Task prompt
Extract each line of the material that follows exactly and omit its pictures.

Data supplied
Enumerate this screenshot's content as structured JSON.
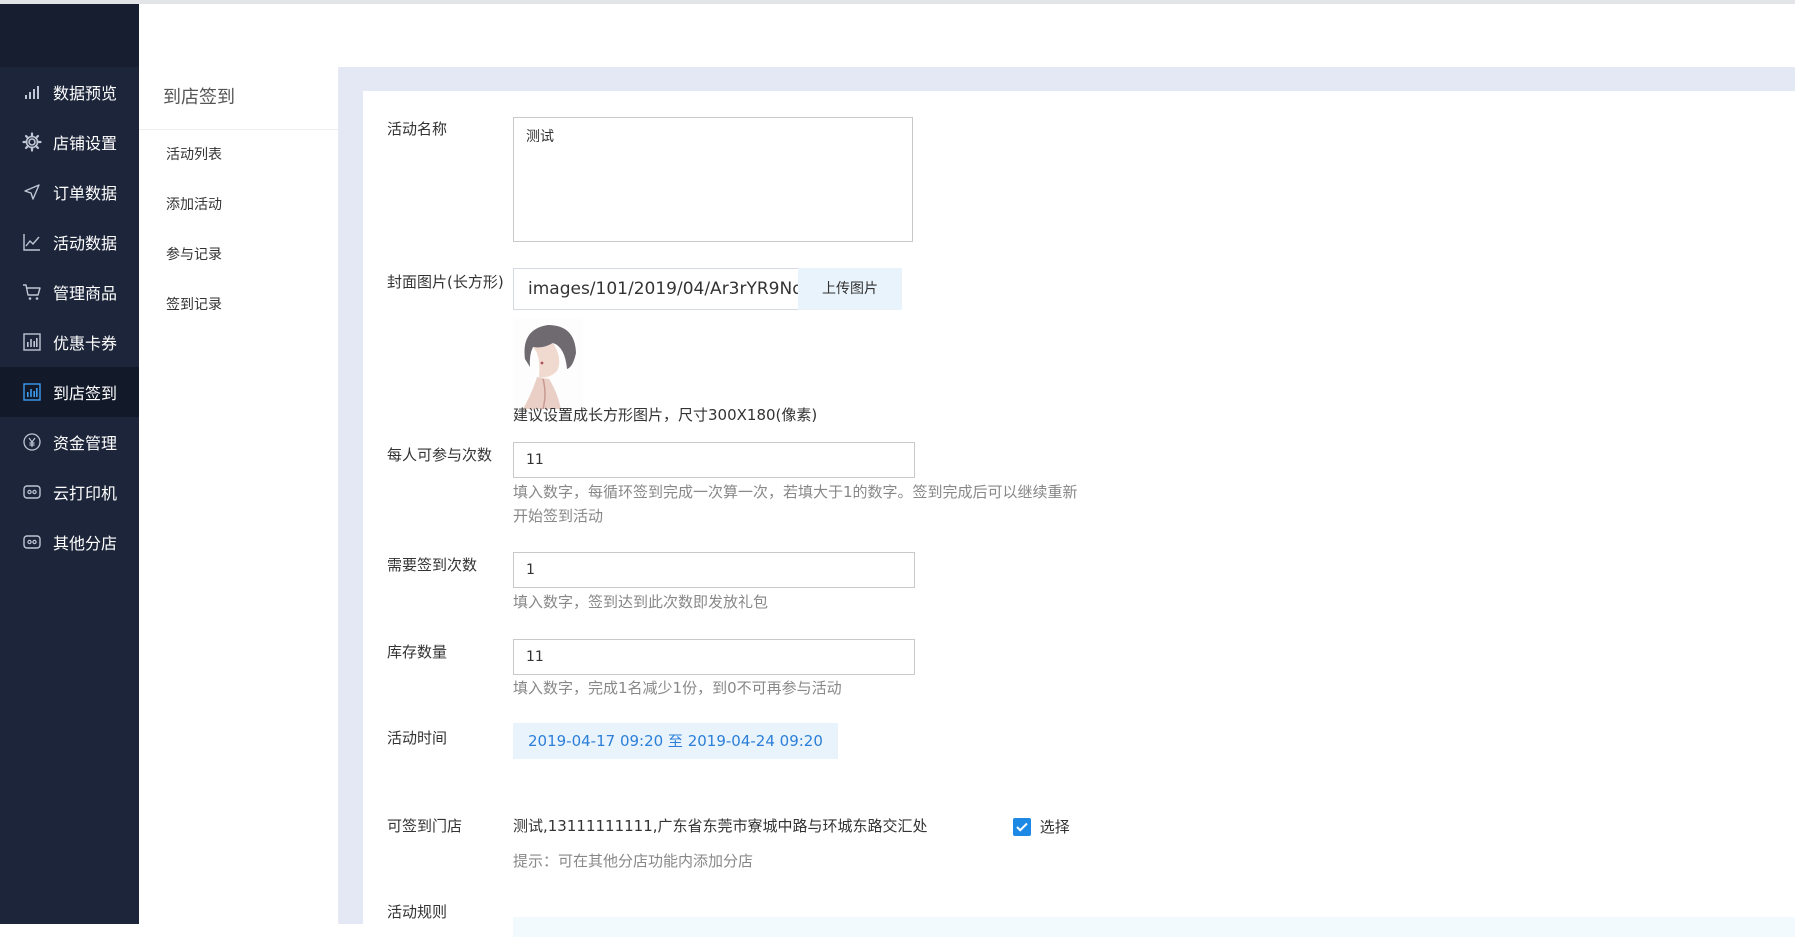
{
  "nav": {
    "items": [
      {
        "label": "数据预览",
        "icon": "bar-chart-icon"
      },
      {
        "label": "店铺设置",
        "icon": "gear-icon"
      },
      {
        "label": "订单数据",
        "icon": "send-icon"
      },
      {
        "label": "活动数据",
        "icon": "line-chart-icon"
      },
      {
        "label": "管理商品",
        "icon": "cart-icon"
      },
      {
        "label": "优惠卡券",
        "icon": "stats-icon"
      },
      {
        "label": "到店签到",
        "icon": "stats-icon",
        "active": true
      },
      {
        "label": "资金管理",
        "icon": "yen-icon"
      },
      {
        "label": "云打印机",
        "icon": "printer-icon"
      },
      {
        "label": "其他分店",
        "icon": "printer-icon"
      }
    ]
  },
  "submenu": {
    "title": "到店签到",
    "items": [
      {
        "label": "活动列表"
      },
      {
        "label": "添加活动"
      },
      {
        "label": "参与记录"
      },
      {
        "label": "签到记录"
      }
    ]
  },
  "form": {
    "name": {
      "label": "活动名称",
      "value": "测试"
    },
    "cover": {
      "label": "封面图片(长方形)",
      "path": "images/101/2019/04/Ar3rYR9Nq'",
      "upload_label": "上传图片",
      "hint": "建议设置成长方形图片，尺寸300X180(像素)"
    },
    "per_person": {
      "label": "每人可参与次数",
      "value": "11",
      "help_line1": "填入数字，每循环签到完成一次算一次，若填大于1的数字。签到完成后可以继续重新",
      "help_line2": "开始签到活动"
    },
    "required": {
      "label": "需要签到次数",
      "value": "1",
      "help": "填入数字，签到达到此次数即发放礼包"
    },
    "stock": {
      "label": "库存数量",
      "value": "11",
      "help": "填入数字，完成1名减少1份，到0不可再参与活动"
    },
    "time": {
      "label": "活动时间",
      "value": "2019-04-17 09:20 至 2019-04-24 09:20"
    },
    "store": {
      "label": "可签到门店",
      "value": "测试,13111111111,广东省东莞市寮城中路与环城东路交汇处",
      "checkbox_label": "选择",
      "checked": true,
      "hint": "提示：可在其他分店功能内添加分店"
    },
    "rules": {
      "label": "活动规则"
    }
  },
  "colors": {
    "sidebar": "#1c253a",
    "accent": "#1e88e5",
    "content_bg": "#e4e8f5"
  }
}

Solution to this task
Enumerate this screenshot's content as structured JSON.
{
  "nav": {
    "items": [
      {
        "label": "数据预览",
        "icon": "bar-chart-icon"
      },
      {
        "label": "店铺设置",
        "icon": "gear-icon"
      },
      {
        "label": "订单数据",
        "icon": "send-icon"
      },
      {
        "label": "活动数据",
        "icon": "line-chart-icon"
      },
      {
        "label": "管理商品",
        "icon": "cart-icon"
      },
      {
        "label": "优惠卡券",
        "icon": "stats-icon"
      },
      {
        "label": "到店签到",
        "icon": "stats-icon",
        "active": true
      },
      {
        "label": "资金管理",
        "icon": "yen-icon"
      },
      {
        "label": "云打印机",
        "icon": "printer-icon"
      },
      {
        "label": "其他分店",
        "icon": "printer-icon"
      }
    ]
  },
  "submenu": {
    "title": "到店签到",
    "items": [
      {
        "label": "活动列表"
      },
      {
        "label": "添加活动"
      },
      {
        "label": "参与记录"
      },
      {
        "label": "签到记录"
      }
    ]
  },
  "form": {
    "name": {
      "label": "活动名称",
      "value": "测试"
    },
    "cover": {
      "label": "封面图片(长方形)",
      "path": "images/101/2019/04/Ar3rYR9Nq'",
      "upload_label": "上传图片",
      "hint": "建议设置成长方形图片，尺寸300X180(像素)"
    },
    "per_person": {
      "label": "每人可参与次数",
      "value": "11",
      "help_line1": "填入数字，每循环签到完成一次算一次，若填大于1的数字。签到完成后可以继续重新",
      "help_line2": "开始签到活动"
    },
    "required": {
      "label": "需要签到次数",
      "value": "1",
      "help": "填入数字，签到达到此次数即发放礼包"
    },
    "stock": {
      "label": "库存数量",
      "value": "11",
      "help": "填入数字，完成1名减少1份，到0不可再参与活动"
    },
    "time": {
      "label": "活动时间",
      "value": "2019-04-17 09:20 至 2019-04-24 09:20"
    },
    "store": {
      "label": "可签到门店",
      "value": "测试,13111111111,广东省东莞市寮城中路与环城东路交汇处",
      "checkbox_label": "选择",
      "checked": true,
      "hint": "提示：可在其他分店功能内添加分店"
    },
    "rules": {
      "label": "活动规则"
    }
  },
  "colors": {
    "sidebar": "#1c253a",
    "accent": "#1e88e5",
    "content_bg": "#e4e8f5"
  }
}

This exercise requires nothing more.